───── Supplied records

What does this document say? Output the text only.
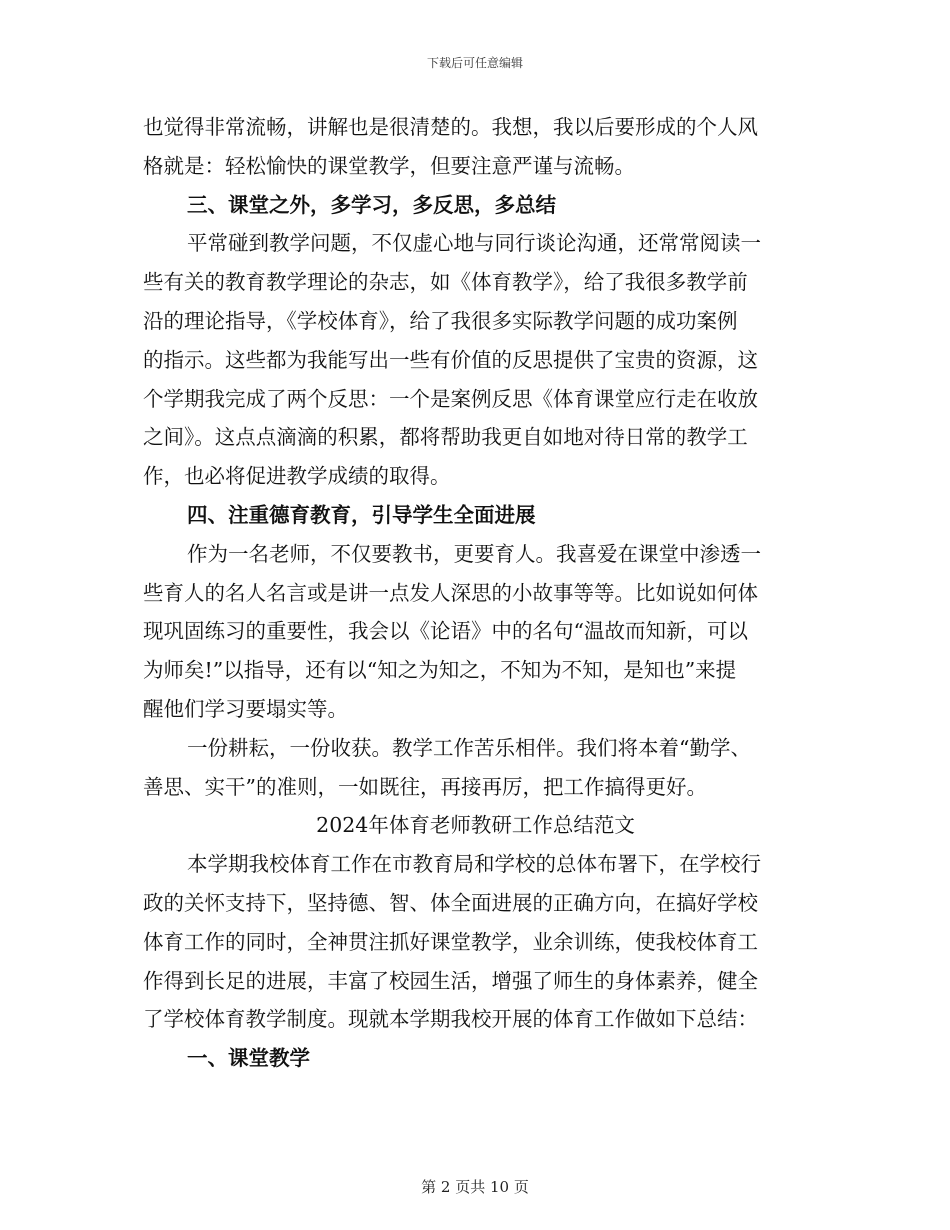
下载后可任意编辑
也觉得非常流畅，讲解也是很清楚的。我想，我以后要形成的个人风
格就是：轻松愉快的课堂教学，但要注意严谨与流畅。
三、课堂之外，多学习，多反思，多总结
平常碰到教学问题，不仅虚心地与同行谈论沟通，还常常阅读一
些有关的教育教学理论的杂志，如《体育教学》，给了我很多教学前
沿的理论指导，《学校体育》，给了我很多实际教学问题的成功案例
的指示。这些都为我能写出一些有价值的反思提供了宝贵的资源，这
个学期我完成了两个反思：一个是案例反思《体育课堂应行走在收放
之间》。这点点滴滴的积累，都将帮助我更自如地对待日常的教学工
作，也必将促进教学成绩的取得。
四、注重德育教育，引导学生全面进展
作为一名老师，不仅要教书，更要育人。我喜爱在课堂中渗透一
些育人的名人名言或是讲一点发人深思的小故事等等。比如说如何体
现巩固练习的重要性，我会以《论语》中的名句“温故而知新，可以
为师矣!”以指导，还有以“知之为知之，不知为不知，是知也”来提
醒他们学习要塌实等。
一份耕耘，一份收获。教学工作苦乐相伴。我们将本着“勤学、
善思、实干”的准则，一如既往，再接再厉，把工作搞得更好。
2024年体育老师教研工作总结范文
本学期我校体育工作在市教育局和学校的总体布署下，在学校行
政的关怀支持下，坚持德、智、体全面进展的正确方向，在搞好学校
体育工作的同时，全神贯注抓好课堂教学，业余训练，使我校体育工
作得到长足的进展，丰富了校园生活，增强了师生的身体素养，健全
了学校体育教学制度。现就本学期我校开展的体育工作做如下总结：
一、课堂教学
第 2 页共 10 页
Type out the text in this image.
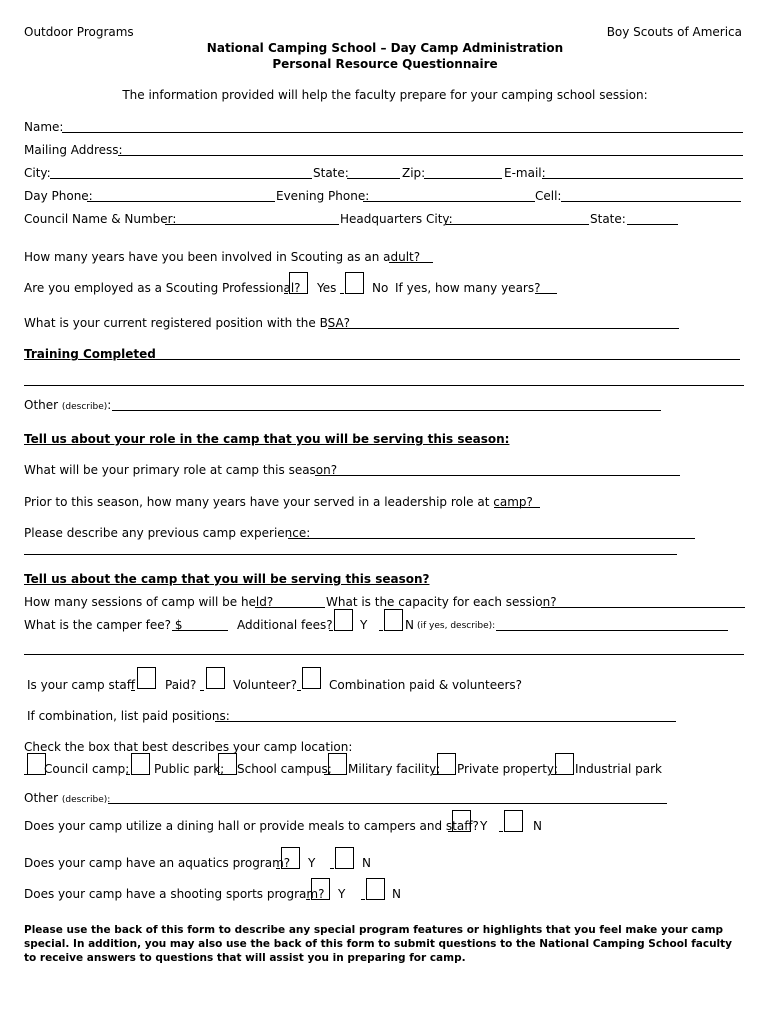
Outdoor Programs	Boy Scouts of America
National Camping School – Day Camp Administration
Personal Resource Questionnaire
The information provided will help the faculty prepare for your camping school session:
Name:
Mailing Address:
City:	State:	Zip:	E-mail:
Day Phone:	Evening Phone:	Cell:
Council Name & Number:	Headquarters City:	State:
How many years have you been involved in Scouting as an adult?
Are you employed as a Scouting Professional? Yes	No If yes, how many years?
What is your current registered position with the BSA?
Training Completed
Other (describe):
Tell us about your role in the camp that you will be serving this season:
What will be your primary role at camp this season?
Prior to this season, how many years have your served in a leadership role at camp?
Please describe any previous camp experience:
Tell us about the camp that you will be serving this season?
How many sessions of camp will be held?	What is the capacity for each session?
What is the camper fee? $	Additional fees? Y	N (if yes, describe):
Is your camp staff Paid?	Volunteer?	Combination paid & volunteers?
If combination, list paid positions:
Check the box that best describes your camp location:
Council camp; Public park; School campus; Military facility; Private property; Industrial park
Other (describe):
Does your camp utilize a dining hall or provide meals to campers and staff? Y	N
Does your camp have an aquatics program? Y	N
Does your camp have a shooting sports program? Y	N
Please use the back of this form to describe any special program features or highlights that you feel make your camp special. In addition, you may also use the back of this form to submit questions to the National Camping School faculty to receive answers to questions that will assist you in preparing for camp.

──────────

Look through the material above and work out how many of its lines contain "staff". State the number only.

• Full solution
2